Material shown:
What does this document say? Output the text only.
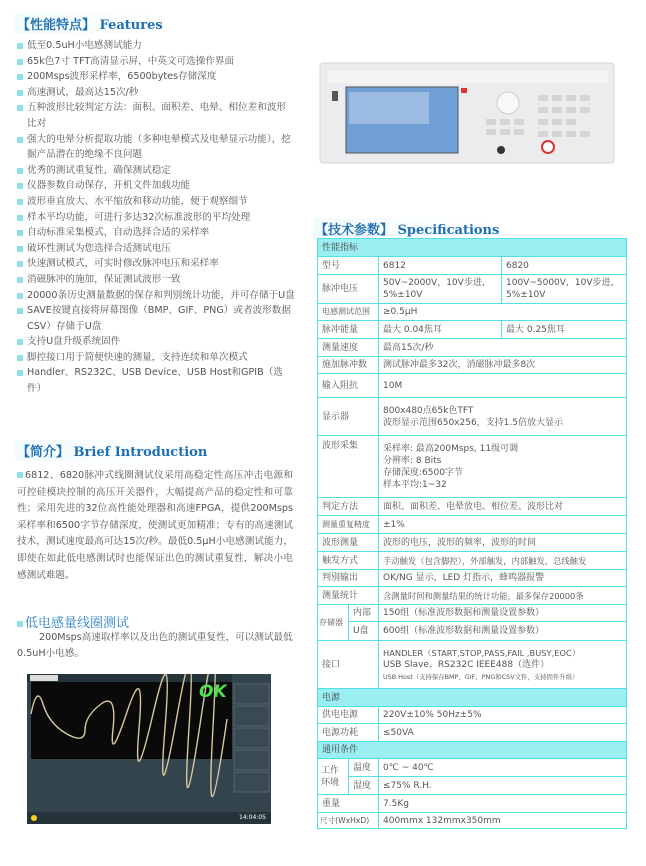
【性能特点】 Features
低至0.5uH小电感测试能力
65k色7寸 TFT高清显示屏，中英文可选操作界面
200Msps波形采样率，6500bytes存储深度
高速测试，最高达15次/秒
五种波形比较判定方法：面积、面积差、电晕、相位差和波形比对
强大的电晕分析提取功能（多种电晕模式及电晕显示功能），挖掘产品潜在的绝缘不良问题
优秀的测试重复性，确保测试稳定
仪器参数自动保存，开机文件加载功能
波形垂直放大、水平缩放和移动功能，便于观察细节
样本平均功能，可进行多达32次标准波形的平均处理
自动标准采集模式，自动选择合适的采样率
破坏性测试为您选择合适测试电压
快速测试模式，可实时修改脉冲电压和采样率
消磁脉冲的施加，保证测试波形一致
20000条历史测量数据的保存和判别统计功能，并可存储于U盘
SAVE按键直接将屏幕图像（BMP、GIF、PNG）或者波形数据CSV）存储于U盘
支持U盘升级系统固件
脚控接口用于简便快速的测量，支持连续和单次模式
Handler、RS232C、USB Device、USB Host和GPIB（选件）
【技术参数】 Specifications
性能指标			
型号		6812	6820
脉冲电压		50V~2000V，10V步进，5%±10V	100V~5000V，10V步进，5%±10V
电感测试范围		≥0.5μH	
脉冲能量		最大 0.04焦耳	最大 0.25焦耳
测量速度		最高15次/秒	
施加脉冲数		测试脉冲最多32次，消磁脉冲最多8次	
输入阻抗		10M	
显示器		800x480点65k色TFT
波形显示范围650x256，支持1.5倍放大显示	

波形采集		采样率: 最高200Msps, 11级可调
分辨率: 8 Bits
存储深度:6500字节
样本平均:1~32	

判定方法		面积、面积差、电晕放电、相位差、波形比对	
测量重复精度		±1%	
波形测量		波形的电压，波形的频率，波形的时间	
触发方式		手动触发（包含脚控），外部触发，内部触发，总线触发	
判别输出		OK/NG 显示，LED 灯指示，蜂鸣器报警	
测量统计		含测量时间和测量结果的统计功能，最多保存20000条	
存储器	内部	150组（标准波形数据和测量设置参数）	
	U盘	600组（标准波形数据和测量设置参数）	
接口		HANDLER（START,STOP,PASS,FAIL ,BUSY,EOC）
USB Slave、RS232C IEEE488（选件）
USB Host（支持保存BMP、GIF、PNG和CSV文件，支持固件升级）	

电源			
供电电源		220V±10% 50Hz±5%	
电源功耗		≤50VA	
通用条件			
工作环境	温度	0℃ ~ 40℃	
	湿度	≤75% R.H.	
重量		7.5Kg	
尺寸(WxHxD)		400mmx 132mmx350mm	
【简介】 Brief Introduction
6812、6820脉冲式线圈测试仪采用高稳定性高压冲击电源和可控硅模块控制的高压开关器件，大幅提高产品的稳定性和可靠性；采用先进的32位高性能处理器和高速FPGA，提供200Msps采样率和6500字节存储深度，使测试更加精准；专有的高速测试技术，测试速度最高可达15次/秒。最低0.5μH小电感测试能力，即使在如此低电感测试时也能保证出色的测试重复性，解决小电感测试难题。
低电感量线圈测试
200Msps高速取样率以及出色的测试重复性，可以测试最低0.5uH小电感。
OK
14:04:05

Set task: Write out the full set of lines verbatim, without the pictures.

Task answer:
What does this document say? Output the text only.
【性能特点】 Features
低至0.5uH小电感测试能力
65k色7寸 TFT高清显示屏，中英文可选操作界面
200Msps波形采样率，6500bytes存储深度
高速测试，最高达15次/秒
五种波形比较判定方法：面积、面积差、电晕、相位差和波形比对
强大的电晕分析提取功能（多种电晕模式及电晕显示功能），挖掘产品潜在的绝缘不良问题
优秀的测试重复性，确保测试稳定
仪器参数自动保存，开机文件加载功能
波形垂直放大、水平缩放和移动功能，便于观察细节
样本平均功能，可进行多达32次标准波形的平均处理
自动标准采集模式，自动选择合适的采样率
破坏性测试为您选择合适测试电压
快速测试模式，可实时修改脉冲电压和采样率
消磁脉冲的施加，保证测试波形一致
20000条历史测量数据的保存和判别统计功能，并可存储于U盘
SAVE按键直接将屏幕图像（BMP、GIF、PNG）或者波形数据CSV）存储于U盘
支持U盘升级系统固件
脚控接口用于简便快速的测量，支持连续和单次模式
Handler、RS232C、USB Device、USB Host和GPIB（选件）
【技术参数】 Specifications
性能指标			
型号		6812	6820
脉冲电压		50V~2000V，10V步进，5%±10V	100V~5000V，10V步进，5%±10V
电感测试范围		≥0.5μH	
脉冲能量		最大 0.04焦耳	最大 0.25焦耳
测量速度		最高15次/秒	
施加脉冲数		测试脉冲最多32次，消磁脉冲最多8次	
输入阻抗		10M	
显示器		800x480点65k色TFT
波形显示范围650x256，支持1.5倍放大显示	

波形采集		采样率: 最高200Msps, 11级可调
分辨率: 8 Bits
存储深度:6500字节
样本平均:1~32	

判定方法		面积、面积差、电晕放电、相位差、波形比对	
测量重复精度		±1%	
波形测量		波形的电压，波形的频率，波形的时间	
触发方式		手动触发（包含脚控），外部触发，内部触发，总线触发	
判别输出		OK/NG 显示，LED 灯指示，蜂鸣器报警	
测量统计		含测量时间和测量结果的统计功能，最多保存20000条	
存储器	内部	150组（标准波形数据和测量设置参数）	
	U盘	600组（标准波形数据和测量设置参数）	
接口		HANDLER（START,STOP,PASS,FAIL ,BUSY,EOC）
USB Slave、RS232C IEEE488（选件）
USB Host（支持保存BMP、GIF、PNG和CSV文件，支持固件升级）	

电源			
供电电源		220V±10% 50Hz±5%	
电源功耗		≤50VA	
通用条件			
工作环境	温度	0℃ ~ 40℃	
	湿度	≤75% R.H.	
重量		7.5Kg	
尺寸(WxHxD)		400mmx 132mmx350mm	
【简介】 Brief Introduction
6812、6820脉冲式线圈测试仪采用高稳定性高压冲击电源和可控硅模块控制的高压开关器件，大幅提高产品的稳定性和可靠性；采用先进的32位高性能处理器和高速FPGA，提供200Msps采样率和6500字节存储深度，使测试更加精准；专有的高速测试技术，测试速度最高可达15次/秒。最低0.5μH小电感测试能力，即使在如此低电感测试时也能保证出色的测试重复性，解决小电感测试难题。
低电感量线圈测试
200Msps高速取样率以及出色的测试重复性，可以测试最低0.5uH小电感。
OK
14:04:05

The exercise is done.